Exercise requirements — Copy out lines with the word "Jefferson" from the material that follows.

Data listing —

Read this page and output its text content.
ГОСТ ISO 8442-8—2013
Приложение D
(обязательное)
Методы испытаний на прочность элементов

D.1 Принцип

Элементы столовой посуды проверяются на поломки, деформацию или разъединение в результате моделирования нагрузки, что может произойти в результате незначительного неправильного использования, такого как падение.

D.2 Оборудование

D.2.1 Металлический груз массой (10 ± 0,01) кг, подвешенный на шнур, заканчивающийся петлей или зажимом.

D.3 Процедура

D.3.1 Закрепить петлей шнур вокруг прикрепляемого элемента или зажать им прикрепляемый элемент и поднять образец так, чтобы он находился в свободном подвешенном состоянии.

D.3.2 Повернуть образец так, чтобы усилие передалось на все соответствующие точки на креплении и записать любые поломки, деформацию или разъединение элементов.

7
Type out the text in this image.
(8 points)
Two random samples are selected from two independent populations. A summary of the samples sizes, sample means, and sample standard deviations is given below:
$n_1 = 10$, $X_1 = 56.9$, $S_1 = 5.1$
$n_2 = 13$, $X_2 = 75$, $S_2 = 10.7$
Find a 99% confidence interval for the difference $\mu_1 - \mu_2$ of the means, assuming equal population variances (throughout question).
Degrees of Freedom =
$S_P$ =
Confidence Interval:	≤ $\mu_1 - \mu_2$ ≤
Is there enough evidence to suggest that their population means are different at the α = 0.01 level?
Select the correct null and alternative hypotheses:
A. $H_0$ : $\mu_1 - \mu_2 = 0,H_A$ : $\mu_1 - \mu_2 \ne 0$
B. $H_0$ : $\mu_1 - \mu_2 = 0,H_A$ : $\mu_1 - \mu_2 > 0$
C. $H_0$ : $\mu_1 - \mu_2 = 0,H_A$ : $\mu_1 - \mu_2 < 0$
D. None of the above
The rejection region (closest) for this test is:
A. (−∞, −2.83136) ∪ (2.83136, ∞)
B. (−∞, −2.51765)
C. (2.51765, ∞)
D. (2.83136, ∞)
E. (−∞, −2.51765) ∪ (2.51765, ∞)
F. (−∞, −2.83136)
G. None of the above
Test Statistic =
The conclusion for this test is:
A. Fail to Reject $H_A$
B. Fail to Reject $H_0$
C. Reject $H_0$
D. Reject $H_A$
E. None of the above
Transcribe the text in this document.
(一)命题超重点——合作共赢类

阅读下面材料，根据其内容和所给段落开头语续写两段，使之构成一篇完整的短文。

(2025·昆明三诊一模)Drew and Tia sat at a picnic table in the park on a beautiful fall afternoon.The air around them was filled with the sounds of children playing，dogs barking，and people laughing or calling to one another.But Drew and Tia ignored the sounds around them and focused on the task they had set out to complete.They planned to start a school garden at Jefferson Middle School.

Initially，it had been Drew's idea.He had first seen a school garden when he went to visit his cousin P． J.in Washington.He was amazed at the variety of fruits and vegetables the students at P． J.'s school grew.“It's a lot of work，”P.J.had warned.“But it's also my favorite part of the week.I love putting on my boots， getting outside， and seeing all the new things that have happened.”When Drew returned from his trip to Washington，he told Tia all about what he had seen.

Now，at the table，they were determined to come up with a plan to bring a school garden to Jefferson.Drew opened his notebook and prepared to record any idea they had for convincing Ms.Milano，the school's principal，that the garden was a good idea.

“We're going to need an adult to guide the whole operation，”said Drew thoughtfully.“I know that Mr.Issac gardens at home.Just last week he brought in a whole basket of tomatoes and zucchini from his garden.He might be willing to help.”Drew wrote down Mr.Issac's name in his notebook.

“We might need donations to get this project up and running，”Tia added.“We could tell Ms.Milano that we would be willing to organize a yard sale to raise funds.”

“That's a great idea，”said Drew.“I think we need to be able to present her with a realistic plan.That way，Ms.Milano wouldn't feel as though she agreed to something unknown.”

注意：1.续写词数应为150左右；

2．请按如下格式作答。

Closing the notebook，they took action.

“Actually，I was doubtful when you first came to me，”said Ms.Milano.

Result for this task —
(2025·昆明三诊一模)Drew and Tia sat at a picnic table in the park on a beautiful fall afternoon.The air around them was filled with the sounds of children playing，dogs barking，and people laughing or calling to one another.But Drew and Tia ignored the sounds around them and focused on the task they had set out to complete.They planned to start a school garden at Jefferson Middle School.
Now，at the table，they were determined to come up with a plan to bring a school garden to Jefferson.Drew opened his notebook and prepared to record any idea they had for convincing Ms.Milano，the school's principal，that the garden was a good idea.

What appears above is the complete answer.